## Dataset excerpts
▼
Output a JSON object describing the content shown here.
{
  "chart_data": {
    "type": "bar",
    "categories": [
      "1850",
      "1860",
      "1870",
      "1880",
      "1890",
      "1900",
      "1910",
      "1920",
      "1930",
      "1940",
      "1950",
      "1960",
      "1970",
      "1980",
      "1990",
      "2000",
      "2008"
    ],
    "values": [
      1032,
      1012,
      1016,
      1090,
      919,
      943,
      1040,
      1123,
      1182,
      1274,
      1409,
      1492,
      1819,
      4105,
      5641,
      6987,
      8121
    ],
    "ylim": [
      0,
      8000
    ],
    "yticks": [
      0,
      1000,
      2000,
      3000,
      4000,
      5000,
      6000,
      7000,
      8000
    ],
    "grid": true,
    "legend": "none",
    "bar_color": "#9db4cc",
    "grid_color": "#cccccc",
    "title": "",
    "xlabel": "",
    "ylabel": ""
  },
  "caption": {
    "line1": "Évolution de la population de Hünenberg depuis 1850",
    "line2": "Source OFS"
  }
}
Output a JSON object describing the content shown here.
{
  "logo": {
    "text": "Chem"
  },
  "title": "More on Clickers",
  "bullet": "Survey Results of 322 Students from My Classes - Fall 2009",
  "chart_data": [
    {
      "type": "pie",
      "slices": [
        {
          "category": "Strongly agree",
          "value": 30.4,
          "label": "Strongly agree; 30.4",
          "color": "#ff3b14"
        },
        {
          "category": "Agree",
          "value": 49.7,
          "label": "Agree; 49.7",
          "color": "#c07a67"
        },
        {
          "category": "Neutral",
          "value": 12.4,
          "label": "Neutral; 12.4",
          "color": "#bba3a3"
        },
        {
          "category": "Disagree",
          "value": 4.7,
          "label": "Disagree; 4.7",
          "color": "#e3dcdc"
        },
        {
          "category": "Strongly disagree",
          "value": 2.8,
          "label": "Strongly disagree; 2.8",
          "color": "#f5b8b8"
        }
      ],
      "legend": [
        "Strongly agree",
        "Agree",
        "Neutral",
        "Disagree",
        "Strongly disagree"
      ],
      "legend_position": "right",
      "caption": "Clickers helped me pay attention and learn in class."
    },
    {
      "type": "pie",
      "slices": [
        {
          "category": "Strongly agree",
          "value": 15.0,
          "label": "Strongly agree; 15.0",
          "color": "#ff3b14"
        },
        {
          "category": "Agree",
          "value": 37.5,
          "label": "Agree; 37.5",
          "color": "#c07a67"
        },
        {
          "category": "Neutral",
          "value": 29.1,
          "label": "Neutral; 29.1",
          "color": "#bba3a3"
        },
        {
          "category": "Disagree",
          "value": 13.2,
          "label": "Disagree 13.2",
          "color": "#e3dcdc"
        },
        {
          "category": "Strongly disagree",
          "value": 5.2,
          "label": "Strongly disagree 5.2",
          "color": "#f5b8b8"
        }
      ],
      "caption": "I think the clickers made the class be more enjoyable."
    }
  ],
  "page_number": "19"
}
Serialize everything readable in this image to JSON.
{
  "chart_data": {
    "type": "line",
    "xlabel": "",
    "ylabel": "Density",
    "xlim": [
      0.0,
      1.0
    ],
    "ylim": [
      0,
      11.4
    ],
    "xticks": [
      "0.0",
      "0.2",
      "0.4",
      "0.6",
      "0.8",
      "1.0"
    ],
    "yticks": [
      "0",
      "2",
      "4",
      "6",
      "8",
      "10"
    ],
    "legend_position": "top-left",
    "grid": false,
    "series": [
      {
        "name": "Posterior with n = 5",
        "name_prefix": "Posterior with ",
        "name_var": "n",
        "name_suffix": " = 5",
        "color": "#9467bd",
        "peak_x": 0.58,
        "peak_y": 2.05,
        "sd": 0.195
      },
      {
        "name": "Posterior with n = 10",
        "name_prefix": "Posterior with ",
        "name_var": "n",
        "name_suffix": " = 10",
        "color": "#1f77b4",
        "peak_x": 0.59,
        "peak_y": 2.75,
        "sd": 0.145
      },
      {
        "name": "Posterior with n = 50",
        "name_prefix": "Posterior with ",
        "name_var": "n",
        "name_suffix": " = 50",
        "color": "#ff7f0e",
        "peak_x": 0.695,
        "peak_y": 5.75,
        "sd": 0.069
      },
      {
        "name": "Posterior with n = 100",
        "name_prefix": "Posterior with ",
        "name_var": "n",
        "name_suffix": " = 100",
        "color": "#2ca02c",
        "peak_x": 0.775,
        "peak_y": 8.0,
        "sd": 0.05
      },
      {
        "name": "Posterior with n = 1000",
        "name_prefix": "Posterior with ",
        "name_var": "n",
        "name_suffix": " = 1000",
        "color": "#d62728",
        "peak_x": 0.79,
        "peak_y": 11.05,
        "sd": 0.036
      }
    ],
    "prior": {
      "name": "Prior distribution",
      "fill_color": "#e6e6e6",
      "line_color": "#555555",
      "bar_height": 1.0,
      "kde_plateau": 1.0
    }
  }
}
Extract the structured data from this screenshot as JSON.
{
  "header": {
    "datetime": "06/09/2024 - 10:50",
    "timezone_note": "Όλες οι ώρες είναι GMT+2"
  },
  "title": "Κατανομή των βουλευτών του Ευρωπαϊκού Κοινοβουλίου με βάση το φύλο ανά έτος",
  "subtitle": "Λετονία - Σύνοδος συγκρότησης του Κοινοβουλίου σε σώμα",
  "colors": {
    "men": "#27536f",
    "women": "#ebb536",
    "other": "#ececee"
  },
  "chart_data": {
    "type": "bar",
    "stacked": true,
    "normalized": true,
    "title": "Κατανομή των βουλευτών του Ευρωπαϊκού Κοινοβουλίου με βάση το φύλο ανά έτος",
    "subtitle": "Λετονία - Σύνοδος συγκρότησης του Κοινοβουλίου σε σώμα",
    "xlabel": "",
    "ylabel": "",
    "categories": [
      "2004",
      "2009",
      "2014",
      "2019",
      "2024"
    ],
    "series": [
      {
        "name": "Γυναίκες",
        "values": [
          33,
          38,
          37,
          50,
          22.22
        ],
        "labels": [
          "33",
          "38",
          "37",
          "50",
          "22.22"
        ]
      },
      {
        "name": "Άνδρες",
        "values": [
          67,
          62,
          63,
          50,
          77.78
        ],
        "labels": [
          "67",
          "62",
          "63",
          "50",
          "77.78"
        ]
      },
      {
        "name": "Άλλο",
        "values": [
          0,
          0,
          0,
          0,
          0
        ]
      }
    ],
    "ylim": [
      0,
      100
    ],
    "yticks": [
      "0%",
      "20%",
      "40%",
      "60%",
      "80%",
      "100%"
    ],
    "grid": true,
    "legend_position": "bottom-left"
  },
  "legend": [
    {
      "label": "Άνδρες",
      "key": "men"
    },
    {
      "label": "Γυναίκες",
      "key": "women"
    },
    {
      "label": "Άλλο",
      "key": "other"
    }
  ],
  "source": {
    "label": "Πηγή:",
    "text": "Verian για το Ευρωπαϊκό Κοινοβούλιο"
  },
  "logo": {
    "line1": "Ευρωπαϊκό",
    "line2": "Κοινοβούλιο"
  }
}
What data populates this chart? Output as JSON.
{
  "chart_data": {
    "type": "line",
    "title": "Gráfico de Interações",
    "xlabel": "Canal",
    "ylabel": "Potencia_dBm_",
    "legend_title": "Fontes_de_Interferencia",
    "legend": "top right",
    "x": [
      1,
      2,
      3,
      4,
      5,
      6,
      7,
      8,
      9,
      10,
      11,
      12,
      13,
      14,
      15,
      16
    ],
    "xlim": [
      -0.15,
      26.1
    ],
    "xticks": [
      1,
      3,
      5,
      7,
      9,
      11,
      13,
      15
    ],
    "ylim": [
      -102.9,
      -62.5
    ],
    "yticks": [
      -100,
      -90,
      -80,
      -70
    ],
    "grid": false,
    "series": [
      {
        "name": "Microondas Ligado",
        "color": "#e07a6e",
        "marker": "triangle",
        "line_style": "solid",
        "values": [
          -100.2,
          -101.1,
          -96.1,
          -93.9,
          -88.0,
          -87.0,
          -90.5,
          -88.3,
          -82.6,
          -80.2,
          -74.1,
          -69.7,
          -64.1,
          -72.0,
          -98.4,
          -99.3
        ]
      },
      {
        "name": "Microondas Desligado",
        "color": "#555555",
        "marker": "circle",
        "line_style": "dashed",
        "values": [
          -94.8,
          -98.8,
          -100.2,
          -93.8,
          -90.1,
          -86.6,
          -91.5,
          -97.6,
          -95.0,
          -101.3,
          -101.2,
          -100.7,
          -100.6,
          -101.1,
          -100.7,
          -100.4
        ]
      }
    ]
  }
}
▲
## Exercise objective
Copy every line from the entries that contains the word "Microondas".

## The result
        "name": "Microondas Ligado",
        "name": "Microondas Desligado",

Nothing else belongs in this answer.